### TASK DIRECTIONS
Check every line of the data below for the string "hans", and copy the ones that hold it.

### EXTRACTED RECORDS
────────────────
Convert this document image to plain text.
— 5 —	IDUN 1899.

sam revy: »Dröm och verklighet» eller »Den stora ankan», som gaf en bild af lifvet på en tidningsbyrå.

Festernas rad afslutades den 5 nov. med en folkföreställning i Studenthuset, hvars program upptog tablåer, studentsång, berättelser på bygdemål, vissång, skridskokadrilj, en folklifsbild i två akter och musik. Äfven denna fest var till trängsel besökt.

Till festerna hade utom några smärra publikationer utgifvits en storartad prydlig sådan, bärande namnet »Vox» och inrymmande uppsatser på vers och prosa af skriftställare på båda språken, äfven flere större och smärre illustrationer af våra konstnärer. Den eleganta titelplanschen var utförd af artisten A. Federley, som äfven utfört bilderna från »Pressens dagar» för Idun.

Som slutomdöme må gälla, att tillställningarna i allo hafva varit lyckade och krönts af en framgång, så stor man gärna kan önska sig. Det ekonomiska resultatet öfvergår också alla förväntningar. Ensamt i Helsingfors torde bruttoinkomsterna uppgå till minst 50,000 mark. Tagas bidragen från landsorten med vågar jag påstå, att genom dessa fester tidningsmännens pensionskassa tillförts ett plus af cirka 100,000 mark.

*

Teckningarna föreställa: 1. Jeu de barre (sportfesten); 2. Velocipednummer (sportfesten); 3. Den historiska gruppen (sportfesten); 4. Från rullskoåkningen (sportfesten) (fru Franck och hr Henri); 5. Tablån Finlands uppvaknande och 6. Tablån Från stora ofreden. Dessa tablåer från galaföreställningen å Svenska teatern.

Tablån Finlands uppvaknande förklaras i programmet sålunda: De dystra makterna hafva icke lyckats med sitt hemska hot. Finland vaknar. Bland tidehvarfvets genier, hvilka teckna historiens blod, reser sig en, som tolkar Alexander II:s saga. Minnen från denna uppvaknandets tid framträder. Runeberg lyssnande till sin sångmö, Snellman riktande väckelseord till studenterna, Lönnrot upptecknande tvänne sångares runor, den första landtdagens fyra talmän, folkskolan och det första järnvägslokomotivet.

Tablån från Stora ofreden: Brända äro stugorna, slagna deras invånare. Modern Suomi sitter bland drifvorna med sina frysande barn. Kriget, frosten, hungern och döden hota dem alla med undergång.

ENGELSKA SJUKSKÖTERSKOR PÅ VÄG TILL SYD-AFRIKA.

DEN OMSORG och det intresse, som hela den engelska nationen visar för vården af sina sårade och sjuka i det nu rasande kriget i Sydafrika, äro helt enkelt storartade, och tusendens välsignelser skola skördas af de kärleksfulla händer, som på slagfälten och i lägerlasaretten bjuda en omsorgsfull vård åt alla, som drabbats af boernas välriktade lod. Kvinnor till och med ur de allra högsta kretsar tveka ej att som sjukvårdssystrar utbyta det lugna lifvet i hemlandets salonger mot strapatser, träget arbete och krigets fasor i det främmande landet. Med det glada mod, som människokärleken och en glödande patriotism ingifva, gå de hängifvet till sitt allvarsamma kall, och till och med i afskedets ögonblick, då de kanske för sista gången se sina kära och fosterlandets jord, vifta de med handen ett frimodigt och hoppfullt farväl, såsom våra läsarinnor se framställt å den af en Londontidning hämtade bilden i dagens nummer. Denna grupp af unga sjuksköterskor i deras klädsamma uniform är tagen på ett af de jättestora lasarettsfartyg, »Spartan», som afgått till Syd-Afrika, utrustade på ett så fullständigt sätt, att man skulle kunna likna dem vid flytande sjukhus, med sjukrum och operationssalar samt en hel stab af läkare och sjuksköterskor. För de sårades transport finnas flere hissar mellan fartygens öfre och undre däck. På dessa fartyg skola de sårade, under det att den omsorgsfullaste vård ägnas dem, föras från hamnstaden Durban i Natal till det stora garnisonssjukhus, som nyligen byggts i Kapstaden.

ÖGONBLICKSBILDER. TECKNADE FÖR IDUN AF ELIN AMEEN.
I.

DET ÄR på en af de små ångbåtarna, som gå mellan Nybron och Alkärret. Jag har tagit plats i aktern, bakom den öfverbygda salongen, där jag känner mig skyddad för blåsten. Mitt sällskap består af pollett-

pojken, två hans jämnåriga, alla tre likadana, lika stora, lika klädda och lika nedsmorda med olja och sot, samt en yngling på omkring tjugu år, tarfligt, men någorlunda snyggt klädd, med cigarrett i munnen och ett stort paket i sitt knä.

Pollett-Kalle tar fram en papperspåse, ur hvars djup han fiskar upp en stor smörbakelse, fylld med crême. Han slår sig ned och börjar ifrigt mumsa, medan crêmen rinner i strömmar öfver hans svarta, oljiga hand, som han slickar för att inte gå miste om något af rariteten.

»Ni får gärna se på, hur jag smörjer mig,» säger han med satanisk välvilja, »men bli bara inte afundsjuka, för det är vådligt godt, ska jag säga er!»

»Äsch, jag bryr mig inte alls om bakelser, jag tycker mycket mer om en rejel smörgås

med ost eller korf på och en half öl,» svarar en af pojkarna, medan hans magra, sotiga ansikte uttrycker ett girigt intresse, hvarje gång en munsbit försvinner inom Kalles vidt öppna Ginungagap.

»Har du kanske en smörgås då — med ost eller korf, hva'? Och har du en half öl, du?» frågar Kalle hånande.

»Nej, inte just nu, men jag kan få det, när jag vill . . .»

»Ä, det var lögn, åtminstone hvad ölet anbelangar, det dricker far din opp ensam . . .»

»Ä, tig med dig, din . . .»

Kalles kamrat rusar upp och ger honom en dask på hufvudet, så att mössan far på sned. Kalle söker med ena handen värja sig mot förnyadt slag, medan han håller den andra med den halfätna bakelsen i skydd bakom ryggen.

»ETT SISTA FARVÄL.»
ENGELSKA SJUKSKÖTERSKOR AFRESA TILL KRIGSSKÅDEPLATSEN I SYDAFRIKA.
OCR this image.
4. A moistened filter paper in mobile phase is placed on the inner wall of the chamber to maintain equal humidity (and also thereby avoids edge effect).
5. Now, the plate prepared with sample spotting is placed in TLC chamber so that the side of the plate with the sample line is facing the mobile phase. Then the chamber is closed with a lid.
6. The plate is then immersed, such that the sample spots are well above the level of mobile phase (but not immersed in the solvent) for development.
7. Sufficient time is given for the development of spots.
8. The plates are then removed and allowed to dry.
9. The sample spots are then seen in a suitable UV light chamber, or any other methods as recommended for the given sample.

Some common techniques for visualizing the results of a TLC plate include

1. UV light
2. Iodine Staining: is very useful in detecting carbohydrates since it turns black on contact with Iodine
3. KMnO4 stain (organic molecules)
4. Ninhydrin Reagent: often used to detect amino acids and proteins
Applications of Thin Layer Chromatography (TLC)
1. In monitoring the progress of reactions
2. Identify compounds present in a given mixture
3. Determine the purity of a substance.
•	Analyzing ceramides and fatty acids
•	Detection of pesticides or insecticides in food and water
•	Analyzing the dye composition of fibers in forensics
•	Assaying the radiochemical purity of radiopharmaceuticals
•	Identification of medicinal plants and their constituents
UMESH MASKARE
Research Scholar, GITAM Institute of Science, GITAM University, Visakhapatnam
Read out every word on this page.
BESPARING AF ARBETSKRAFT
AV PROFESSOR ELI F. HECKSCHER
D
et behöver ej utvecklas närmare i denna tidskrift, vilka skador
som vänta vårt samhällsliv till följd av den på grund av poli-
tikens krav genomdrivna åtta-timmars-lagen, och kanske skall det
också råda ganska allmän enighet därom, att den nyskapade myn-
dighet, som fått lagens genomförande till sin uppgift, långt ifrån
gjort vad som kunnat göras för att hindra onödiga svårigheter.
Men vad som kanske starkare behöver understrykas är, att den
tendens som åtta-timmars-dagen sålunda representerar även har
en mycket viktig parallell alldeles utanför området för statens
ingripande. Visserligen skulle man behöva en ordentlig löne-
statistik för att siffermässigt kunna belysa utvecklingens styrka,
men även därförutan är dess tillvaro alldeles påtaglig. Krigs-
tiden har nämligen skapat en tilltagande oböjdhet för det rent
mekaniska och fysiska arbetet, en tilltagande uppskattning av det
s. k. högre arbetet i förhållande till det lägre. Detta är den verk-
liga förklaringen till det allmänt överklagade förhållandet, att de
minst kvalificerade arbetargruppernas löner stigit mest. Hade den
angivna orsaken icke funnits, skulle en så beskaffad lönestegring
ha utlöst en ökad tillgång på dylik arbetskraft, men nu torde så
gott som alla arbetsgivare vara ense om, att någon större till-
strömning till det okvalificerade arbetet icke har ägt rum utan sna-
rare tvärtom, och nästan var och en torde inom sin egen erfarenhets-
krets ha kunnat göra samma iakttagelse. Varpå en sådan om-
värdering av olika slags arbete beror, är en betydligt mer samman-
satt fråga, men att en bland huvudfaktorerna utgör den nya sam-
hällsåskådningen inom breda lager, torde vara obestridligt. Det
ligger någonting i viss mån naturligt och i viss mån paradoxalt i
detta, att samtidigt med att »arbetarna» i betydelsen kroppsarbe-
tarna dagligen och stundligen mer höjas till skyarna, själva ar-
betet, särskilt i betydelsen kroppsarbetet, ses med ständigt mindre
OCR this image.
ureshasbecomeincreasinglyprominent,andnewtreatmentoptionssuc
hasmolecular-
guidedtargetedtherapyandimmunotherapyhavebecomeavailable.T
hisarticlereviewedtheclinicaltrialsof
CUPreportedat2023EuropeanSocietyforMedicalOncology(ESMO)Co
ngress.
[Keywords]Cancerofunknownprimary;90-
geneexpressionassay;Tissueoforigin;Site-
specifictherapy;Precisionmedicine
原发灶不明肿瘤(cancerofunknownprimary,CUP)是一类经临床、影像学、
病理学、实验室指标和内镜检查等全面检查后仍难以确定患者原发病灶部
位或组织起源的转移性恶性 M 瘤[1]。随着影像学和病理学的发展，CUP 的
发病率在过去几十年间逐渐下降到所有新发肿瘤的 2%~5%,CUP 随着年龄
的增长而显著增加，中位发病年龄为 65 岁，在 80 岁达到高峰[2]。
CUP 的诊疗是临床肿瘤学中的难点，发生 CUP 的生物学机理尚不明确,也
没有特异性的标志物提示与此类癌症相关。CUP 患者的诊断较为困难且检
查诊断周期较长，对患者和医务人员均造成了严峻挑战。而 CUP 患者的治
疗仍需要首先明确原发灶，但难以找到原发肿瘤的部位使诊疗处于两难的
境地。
────────────────
### EXPECTED OUTPUT
pojken, två hans jämnåriga, alla tre likadana, lika stora, lika klädda och lika nedsmorda med olja och sot, samt en yngling på omkring tjugu år, tarfligt, men någorlunda snyggt klädd, med cigarrett i munnen och ett stort paket i sitt knä.
Pollett-Kalle tar fram en papperspåse, ur hvars djup han fiskar upp en stor smörbakelse, fylld med crême. Han slår sig ned och börjar ifrigt mumsa, medan crêmen rinner i strömmar öfver hans svarta, oljiga hand, som han slickar för att inte gå miste om något af rariteten.
med ost eller korf på och en half öl,» svarar en af pojkarna, medan hans magra, sotiga ansikte uttrycker ett girigt intresse, hvarje gång en munsbit försvinner inom Kalles vidt öppna Ginungagap.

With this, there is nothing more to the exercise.